* [What you should do]:
Reproduce every line of the records below verbatim, without changing any character.
# Start of Provided material
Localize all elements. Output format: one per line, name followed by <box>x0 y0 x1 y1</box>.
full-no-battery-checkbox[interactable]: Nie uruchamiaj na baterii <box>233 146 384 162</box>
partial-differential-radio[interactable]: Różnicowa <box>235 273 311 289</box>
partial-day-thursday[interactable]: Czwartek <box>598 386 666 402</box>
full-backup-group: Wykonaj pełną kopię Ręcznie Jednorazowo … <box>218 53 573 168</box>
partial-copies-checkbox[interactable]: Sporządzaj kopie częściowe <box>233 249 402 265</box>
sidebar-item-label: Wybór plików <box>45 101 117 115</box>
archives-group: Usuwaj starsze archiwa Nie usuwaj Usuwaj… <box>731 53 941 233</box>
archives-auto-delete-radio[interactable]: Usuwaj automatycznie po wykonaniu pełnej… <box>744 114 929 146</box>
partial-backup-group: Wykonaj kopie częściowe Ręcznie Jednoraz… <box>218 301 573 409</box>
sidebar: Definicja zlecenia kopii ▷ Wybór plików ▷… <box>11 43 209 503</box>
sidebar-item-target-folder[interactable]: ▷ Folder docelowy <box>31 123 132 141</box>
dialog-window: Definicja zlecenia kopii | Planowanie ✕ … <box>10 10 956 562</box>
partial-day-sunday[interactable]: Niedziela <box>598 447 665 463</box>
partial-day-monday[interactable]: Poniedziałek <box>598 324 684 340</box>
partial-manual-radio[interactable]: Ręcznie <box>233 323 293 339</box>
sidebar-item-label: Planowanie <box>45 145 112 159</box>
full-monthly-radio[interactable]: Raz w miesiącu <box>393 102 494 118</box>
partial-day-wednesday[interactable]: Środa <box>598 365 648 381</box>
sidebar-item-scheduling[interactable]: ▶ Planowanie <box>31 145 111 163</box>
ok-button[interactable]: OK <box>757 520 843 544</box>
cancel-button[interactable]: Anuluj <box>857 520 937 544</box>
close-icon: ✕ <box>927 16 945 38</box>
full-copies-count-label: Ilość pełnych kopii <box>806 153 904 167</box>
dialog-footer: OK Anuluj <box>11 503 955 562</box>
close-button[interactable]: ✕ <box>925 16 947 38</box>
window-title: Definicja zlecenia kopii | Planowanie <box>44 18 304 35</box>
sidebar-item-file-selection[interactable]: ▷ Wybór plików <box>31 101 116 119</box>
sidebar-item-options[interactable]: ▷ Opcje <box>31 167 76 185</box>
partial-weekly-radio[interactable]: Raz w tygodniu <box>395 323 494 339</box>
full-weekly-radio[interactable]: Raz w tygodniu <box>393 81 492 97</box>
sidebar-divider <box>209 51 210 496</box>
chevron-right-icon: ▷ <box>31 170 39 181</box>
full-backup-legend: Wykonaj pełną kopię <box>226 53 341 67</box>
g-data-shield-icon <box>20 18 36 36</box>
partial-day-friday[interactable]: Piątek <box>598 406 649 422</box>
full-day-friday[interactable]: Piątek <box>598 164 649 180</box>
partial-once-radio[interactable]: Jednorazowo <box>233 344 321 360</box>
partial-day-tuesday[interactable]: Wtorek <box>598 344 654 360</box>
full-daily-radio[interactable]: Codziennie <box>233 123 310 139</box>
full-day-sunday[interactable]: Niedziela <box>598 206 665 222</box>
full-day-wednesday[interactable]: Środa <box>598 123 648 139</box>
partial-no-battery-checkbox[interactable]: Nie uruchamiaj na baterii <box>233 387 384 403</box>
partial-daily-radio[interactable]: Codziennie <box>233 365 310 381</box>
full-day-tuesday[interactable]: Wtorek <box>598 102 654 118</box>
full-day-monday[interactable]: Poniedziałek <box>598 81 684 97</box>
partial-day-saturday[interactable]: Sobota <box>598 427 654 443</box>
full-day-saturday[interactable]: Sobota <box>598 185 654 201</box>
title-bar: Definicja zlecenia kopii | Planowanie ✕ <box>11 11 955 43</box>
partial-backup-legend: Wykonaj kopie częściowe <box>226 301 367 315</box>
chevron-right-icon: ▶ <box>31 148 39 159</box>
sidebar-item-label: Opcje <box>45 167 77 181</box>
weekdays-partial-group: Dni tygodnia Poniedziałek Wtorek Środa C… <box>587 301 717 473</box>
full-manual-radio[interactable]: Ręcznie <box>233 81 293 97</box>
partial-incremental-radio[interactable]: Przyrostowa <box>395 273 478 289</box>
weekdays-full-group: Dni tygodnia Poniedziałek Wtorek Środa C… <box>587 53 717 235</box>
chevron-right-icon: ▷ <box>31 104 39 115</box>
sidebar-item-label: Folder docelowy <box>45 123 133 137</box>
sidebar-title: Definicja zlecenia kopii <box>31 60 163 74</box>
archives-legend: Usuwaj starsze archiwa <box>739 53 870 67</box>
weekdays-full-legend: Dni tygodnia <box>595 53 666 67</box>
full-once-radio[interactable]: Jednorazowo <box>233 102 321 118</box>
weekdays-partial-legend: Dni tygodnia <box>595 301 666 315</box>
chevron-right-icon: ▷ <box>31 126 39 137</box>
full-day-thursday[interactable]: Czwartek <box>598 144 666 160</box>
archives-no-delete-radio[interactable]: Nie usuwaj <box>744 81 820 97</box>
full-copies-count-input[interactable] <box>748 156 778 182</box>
# End of Provided material
* [Exercise response]:
Localize all elements. Output format: one per line, name followed by <box>x0 y0 x1 y1</box>.
full-no-battery-checkbox[interactable]: Nie uruchamiaj na baterii <box>233 146 384 162</box>
partial-differential-radio[interactable]: Różnicowa <box>235 273 311 289</box>
partial-day-thursday[interactable]: Czwartek <box>598 386 666 402</box>
full-backup-group: Wykonaj pełną kopię Ręcznie Jednorazowo … <box>218 53 573 168</box>
partial-copies-checkbox[interactable]: Sporządzaj kopie częściowe <box>233 249 402 265</box>
sidebar-item-label: Wybór plików <box>45 101 117 115</box>
archives-group: Usuwaj starsze archiwa Nie usuwaj Usuwaj… <box>731 53 941 233</box>
archives-auto-delete-radio[interactable]: Usuwaj automatycznie po wykonaniu pełnej… <box>744 114 929 146</box>
partial-backup-group: Wykonaj kopie częściowe Ręcznie Jednoraz… <box>218 301 573 409</box>
sidebar: Definicja zlecenia kopii ▷ Wybór plików ▷… <box>11 43 209 503</box>
sidebar-item-target-folder[interactable]: ▷ Folder docelowy <box>31 123 132 141</box>
dialog-window: Definicja zlecenia kopii | Planowanie ✕ … <box>10 10 956 562</box>
partial-day-sunday[interactable]: Niedziela <box>598 447 665 463</box>
partial-day-monday[interactable]: Poniedziałek <box>598 324 684 340</box>
partial-manual-radio[interactable]: Ręcznie <box>233 323 293 339</box>
sidebar-item-label: Planowanie <box>45 145 112 159</box>
full-monthly-radio[interactable]: Raz w miesiącu <box>393 102 494 118</box>
partial-day-wednesday[interactable]: Środa <box>598 365 648 381</box>
sidebar-item-scheduling[interactable]: ▶ Planowanie <box>31 145 111 163</box>
ok-button[interactable]: OK <box>757 520 843 544</box>
cancel-button[interactable]: Anuluj <box>857 520 937 544</box>
close-icon: ✕ <box>927 16 945 38</box>
full-copies-count-label: Ilość pełnych kopii <box>806 153 904 167</box>
dialog-footer: OK Anuluj <box>11 503 955 562</box>
close-button[interactable]: ✕ <box>925 16 947 38</box>
window-title: Definicja zlecenia kopii | Planowanie <box>44 18 304 35</box>
sidebar-item-file-selection[interactable]: ▷ Wybór plików <box>31 101 116 119</box>
sidebar-item-options[interactable]: ▷ Opcje <box>31 167 76 185</box>
partial-weekly-radio[interactable]: Raz w tygodniu <box>395 323 494 339</box>
full-weekly-radio[interactable]: Raz w tygodniu <box>393 81 492 97</box>
sidebar-divider <box>209 51 210 496</box>
chevron-right-icon: ▷ <box>31 170 39 181</box>
full-backup-legend: Wykonaj pełną kopię <box>226 53 341 67</box>
g-data-shield-icon <box>20 18 36 36</box>
partial-day-friday[interactable]: Piątek <box>598 406 649 422</box>
full-day-friday[interactable]: Piątek <box>598 164 649 180</box>
partial-once-radio[interactable]: Jednorazowo <box>233 344 321 360</box>
partial-day-tuesday[interactable]: Wtorek <box>598 344 654 360</box>
full-daily-radio[interactable]: Codziennie <box>233 123 310 139</box>
full-day-sunday[interactable]: Niedziela <box>598 206 665 222</box>
full-day-wednesday[interactable]: Środa <box>598 123 648 139</box>
partial-no-battery-checkbox[interactable]: Nie uruchamiaj na baterii <box>233 387 384 403</box>
partial-daily-radio[interactable]: Codziennie <box>233 365 310 381</box>
full-day-tuesday[interactable]: Wtorek <box>598 102 654 118</box>
full-day-monday[interactable]: Poniedziałek <box>598 81 684 97</box>
partial-day-saturday[interactable]: Sobota <box>598 427 654 443</box>
full-day-saturday[interactable]: Sobota <box>598 185 654 201</box>
title-bar: Definicja zlecenia kopii | Planowanie ✕ <box>11 11 955 43</box>
partial-backup-legend: Wykonaj kopie częściowe <box>226 301 367 315</box>
chevron-right-icon: ▶ <box>31 148 39 159</box>
sidebar-item-label: Opcje <box>45 167 77 181</box>
weekdays-partial-group: Dni tygodnia Poniedziałek Wtorek Środa C… <box>587 301 717 473</box>
full-manual-radio[interactable]: Ręcznie <box>233 81 293 97</box>
partial-incremental-radio[interactable]: Przyrostowa <box>395 273 478 289</box>
weekdays-full-group: Dni tygodnia Poniedziałek Wtorek Środa C… <box>587 53 717 235</box>
chevron-right-icon: ▷ <box>31 104 39 115</box>
sidebar-item-label: Folder docelowy <box>45 123 133 137</box>
sidebar-title: Definicja zlecenia kopii <box>31 60 163 74</box>
archives-legend: Usuwaj starsze archiwa <box>739 53 870 67</box>
weekdays-full-legend: Dni tygodnia <box>595 53 666 67</box>
full-once-radio[interactable]: Jednorazowo <box>233 102 321 118</box>
weekdays-partial-legend: Dni tygodnia <box>595 301 666 315</box>
chevron-right-icon: ▷ <box>31 126 39 137</box>
full-day-thursday[interactable]: Czwartek <box>598 144 666 160</box>
archives-no-delete-radio[interactable]: Nie usuwaj <box>744 81 820 97</box>
full-copies-count-input[interactable] <box>748 156 778 182</box>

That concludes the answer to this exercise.